-- start RECORDED INFORMATION --

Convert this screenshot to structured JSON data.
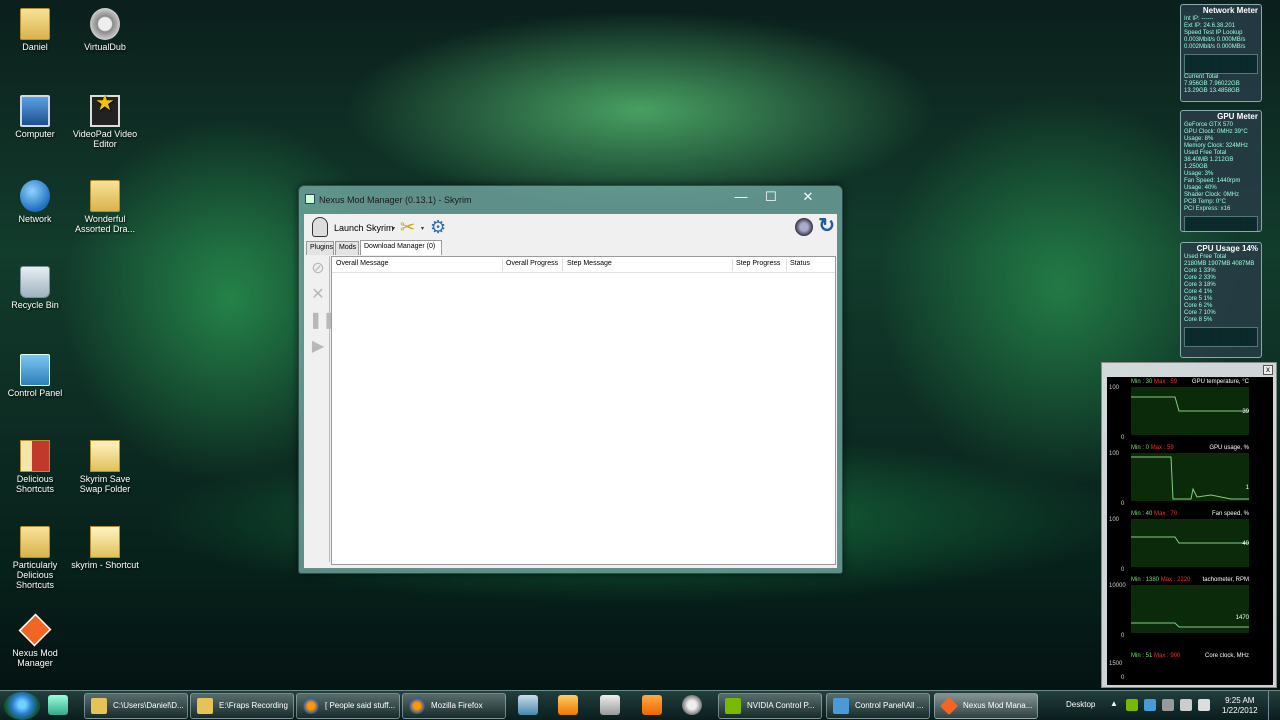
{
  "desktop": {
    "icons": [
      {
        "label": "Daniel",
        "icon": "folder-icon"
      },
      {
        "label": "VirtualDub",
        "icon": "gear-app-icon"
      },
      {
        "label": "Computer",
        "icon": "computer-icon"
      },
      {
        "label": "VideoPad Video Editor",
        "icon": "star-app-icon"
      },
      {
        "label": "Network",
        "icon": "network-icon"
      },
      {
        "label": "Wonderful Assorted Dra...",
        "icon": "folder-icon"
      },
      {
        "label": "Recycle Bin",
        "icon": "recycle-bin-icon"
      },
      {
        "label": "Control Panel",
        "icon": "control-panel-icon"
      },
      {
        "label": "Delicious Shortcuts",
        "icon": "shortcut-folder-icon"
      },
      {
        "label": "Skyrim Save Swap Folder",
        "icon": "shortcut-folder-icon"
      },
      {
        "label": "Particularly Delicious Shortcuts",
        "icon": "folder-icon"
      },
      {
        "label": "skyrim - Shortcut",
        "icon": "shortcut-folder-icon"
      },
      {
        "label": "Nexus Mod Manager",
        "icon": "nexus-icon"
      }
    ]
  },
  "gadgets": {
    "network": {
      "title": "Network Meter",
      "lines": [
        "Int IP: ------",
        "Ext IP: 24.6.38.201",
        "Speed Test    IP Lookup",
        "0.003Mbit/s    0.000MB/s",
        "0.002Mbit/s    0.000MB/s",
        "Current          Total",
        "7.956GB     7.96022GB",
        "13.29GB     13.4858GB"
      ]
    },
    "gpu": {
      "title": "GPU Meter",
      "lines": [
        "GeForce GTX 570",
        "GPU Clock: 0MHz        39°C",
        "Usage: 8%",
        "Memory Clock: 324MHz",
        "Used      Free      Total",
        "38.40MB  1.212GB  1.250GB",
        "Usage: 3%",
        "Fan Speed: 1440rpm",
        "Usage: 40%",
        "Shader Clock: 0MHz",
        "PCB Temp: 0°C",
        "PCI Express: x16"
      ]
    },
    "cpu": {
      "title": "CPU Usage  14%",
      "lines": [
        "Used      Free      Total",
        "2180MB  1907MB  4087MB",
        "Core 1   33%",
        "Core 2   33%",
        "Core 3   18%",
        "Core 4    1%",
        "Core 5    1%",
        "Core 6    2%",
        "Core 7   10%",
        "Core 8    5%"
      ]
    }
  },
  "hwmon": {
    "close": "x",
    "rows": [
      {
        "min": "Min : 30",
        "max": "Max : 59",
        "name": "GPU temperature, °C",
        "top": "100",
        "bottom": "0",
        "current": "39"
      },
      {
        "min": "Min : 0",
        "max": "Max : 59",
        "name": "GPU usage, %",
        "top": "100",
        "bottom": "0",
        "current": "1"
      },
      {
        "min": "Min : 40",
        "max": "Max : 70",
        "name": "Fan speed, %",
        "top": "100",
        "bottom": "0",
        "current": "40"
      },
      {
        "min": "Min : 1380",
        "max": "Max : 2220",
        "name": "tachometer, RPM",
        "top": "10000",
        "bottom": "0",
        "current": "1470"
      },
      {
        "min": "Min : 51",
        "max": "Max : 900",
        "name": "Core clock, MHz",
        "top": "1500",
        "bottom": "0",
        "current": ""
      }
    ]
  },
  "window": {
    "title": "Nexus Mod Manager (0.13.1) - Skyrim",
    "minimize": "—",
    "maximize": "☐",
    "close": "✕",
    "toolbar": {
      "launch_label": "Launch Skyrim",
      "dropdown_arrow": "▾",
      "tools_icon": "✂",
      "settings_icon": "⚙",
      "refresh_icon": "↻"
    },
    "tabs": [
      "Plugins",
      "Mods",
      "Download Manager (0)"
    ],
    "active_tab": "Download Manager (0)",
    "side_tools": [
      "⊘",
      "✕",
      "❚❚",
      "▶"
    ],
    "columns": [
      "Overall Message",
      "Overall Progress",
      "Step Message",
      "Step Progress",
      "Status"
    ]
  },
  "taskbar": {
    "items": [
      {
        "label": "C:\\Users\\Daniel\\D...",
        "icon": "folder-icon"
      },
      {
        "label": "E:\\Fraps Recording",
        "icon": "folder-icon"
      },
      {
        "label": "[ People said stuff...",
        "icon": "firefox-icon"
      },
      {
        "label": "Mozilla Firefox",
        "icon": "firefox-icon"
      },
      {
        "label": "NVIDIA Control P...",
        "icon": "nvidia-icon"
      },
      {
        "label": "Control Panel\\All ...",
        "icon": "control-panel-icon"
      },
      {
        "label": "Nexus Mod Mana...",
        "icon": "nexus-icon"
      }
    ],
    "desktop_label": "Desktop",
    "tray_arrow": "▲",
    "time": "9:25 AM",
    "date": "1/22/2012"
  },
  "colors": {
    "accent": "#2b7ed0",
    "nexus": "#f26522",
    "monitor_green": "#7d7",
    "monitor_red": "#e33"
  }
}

-- end RECORDED INFORMATION --

- [EXERCISE REQUIREMENTS]: Omit the pictures and reproduce the listing exactly.

- [CORRECT RESULT]:
Convert this screenshot to structured JSON data.
{
  "desktop": {
    "icons": [
      {
        "label": "Daniel",
        "icon": "folder-icon"
      },
      {
        "label": "VirtualDub",
        "icon": "gear-app-icon"
      },
      {
        "label": "Computer",
        "icon": "computer-icon"
      },
      {
        "label": "VideoPad Video Editor",
        "icon": "star-app-icon"
      },
      {
        "label": "Network",
        "icon": "network-icon"
      },
      {
        "label": "Wonderful Assorted Dra...",
        "icon": "folder-icon"
      },
      {
        "label": "Recycle Bin",
        "icon": "recycle-bin-icon"
      },
      {
        "label": "Control Panel",
        "icon": "control-panel-icon"
      },
      {
        "label": "Delicious Shortcuts",
        "icon": "shortcut-folder-icon"
      },
      {
        "label": "Skyrim Save Swap Folder",
        "icon": "shortcut-folder-icon"
      },
      {
        "label": "Particularly Delicious Shortcuts",
        "icon": "folder-icon"
      },
      {
        "label": "skyrim - Shortcut",
        "icon": "shortcut-folder-icon"
      },
      {
        "label": "Nexus Mod Manager",
        "icon": "nexus-icon"
      }
    ]
  },
  "gadgets": {
    "network": {
      "title": "Network Meter",
      "lines": [
        "Int IP: ------",
        "Ext IP: 24.6.38.201",
        "Speed Test    IP Lookup",
        "0.003Mbit/s    0.000MB/s",
        "0.002Mbit/s    0.000MB/s",
        "Current          Total",
        "7.956GB     7.96022GB",
        "13.29GB     13.4858GB"
      ]
    },
    "gpu": {
      "title": "GPU Meter",
      "lines": [
        "GeForce GTX 570",
        "GPU Clock: 0MHz        39°C",
        "Usage: 8%",
        "Memory Clock: 324MHz",
        "Used      Free      Total",
        "38.40MB  1.212GB  1.250GB",
        "Usage: 3%",
        "Fan Speed: 1440rpm",
        "Usage: 40%",
        "Shader Clock: 0MHz",
        "PCB Temp: 0°C",
        "PCI Express: x16"
      ]
    },
    "cpu": {
      "title": "CPU Usage  14%",
      "lines": [
        "Used      Free      Total",
        "2180MB  1907MB  4087MB",
        "Core 1   33%",
        "Core 2   33%",
        "Core 3   18%",
        "Core 4    1%",
        "Core 5    1%",
        "Core 6    2%",
        "Core 7   10%",
        "Core 8    5%"
      ]
    }
  },
  "hwmon": {
    "close": "x",
    "rows": [
      {
        "min": "Min : 30",
        "max": "Max : 59",
        "name": "GPU temperature, °C",
        "top": "100",
        "bottom": "0",
        "current": "39"
      },
      {
        "min": "Min : 0",
        "max": "Max : 59",
        "name": "GPU usage, %",
        "top": "100",
        "bottom": "0",
        "current": "1"
      },
      {
        "min": "Min : 40",
        "max": "Max : 70",
        "name": "Fan speed, %",
        "top": "100",
        "bottom": "0",
        "current": "40"
      },
      {
        "min": "Min : 1380",
        "max": "Max : 2220",
        "name": "tachometer, RPM",
        "top": "10000",
        "bottom": "0",
        "current": "1470"
      },
      {
        "min": "Min : 51",
        "max": "Max : 900",
        "name": "Core clock, MHz",
        "top": "1500",
        "bottom": "0",
        "current": ""
      }
    ]
  },
  "window": {
    "title": "Nexus Mod Manager (0.13.1) - Skyrim",
    "minimize": "—",
    "maximize": "☐",
    "close": "✕",
    "toolbar": {
      "launch_label": "Launch Skyrim",
      "dropdown_arrow": "▾",
      "tools_icon": "✂",
      "settings_icon": "⚙",
      "refresh_icon": "↻"
    },
    "tabs": [
      "Plugins",
      "Mods",
      "Download Manager (0)"
    ],
    "active_tab": "Download Manager (0)",
    "side_tools": [
      "⊘",
      "✕",
      "❚❚",
      "▶"
    ],
    "columns": [
      "Overall Message",
      "Overall Progress",
      "Step Message",
      "Step Progress",
      "Status"
    ]
  },
  "taskbar": {
    "items": [
      {
        "label": "C:\\Users\\Daniel\\D...",
        "icon": "folder-icon"
      },
      {
        "label": "E:\\Fraps Recording",
        "icon": "folder-icon"
      },
      {
        "label": "[ People said stuff...",
        "icon": "firefox-icon"
      },
      {
        "label": "Mozilla Firefox",
        "icon": "firefox-icon"
      },
      {
        "label": "NVIDIA Control P...",
        "icon": "nvidia-icon"
      },
      {
        "label": "Control Panel\\All ...",
        "icon": "control-panel-icon"
      },
      {
        "label": "Nexus Mod Mana...",
        "icon": "nexus-icon"
      }
    ],
    "desktop_label": "Desktop",
    "tray_arrow": "▲",
    "time": "9:25 AM",
    "date": "1/22/2012"
  },
  "colors": {
    "accent": "#2b7ed0",
    "nexus": "#f26522",
    "monitor_green": "#7d7",
    "monitor_red": "#e33"
  }
}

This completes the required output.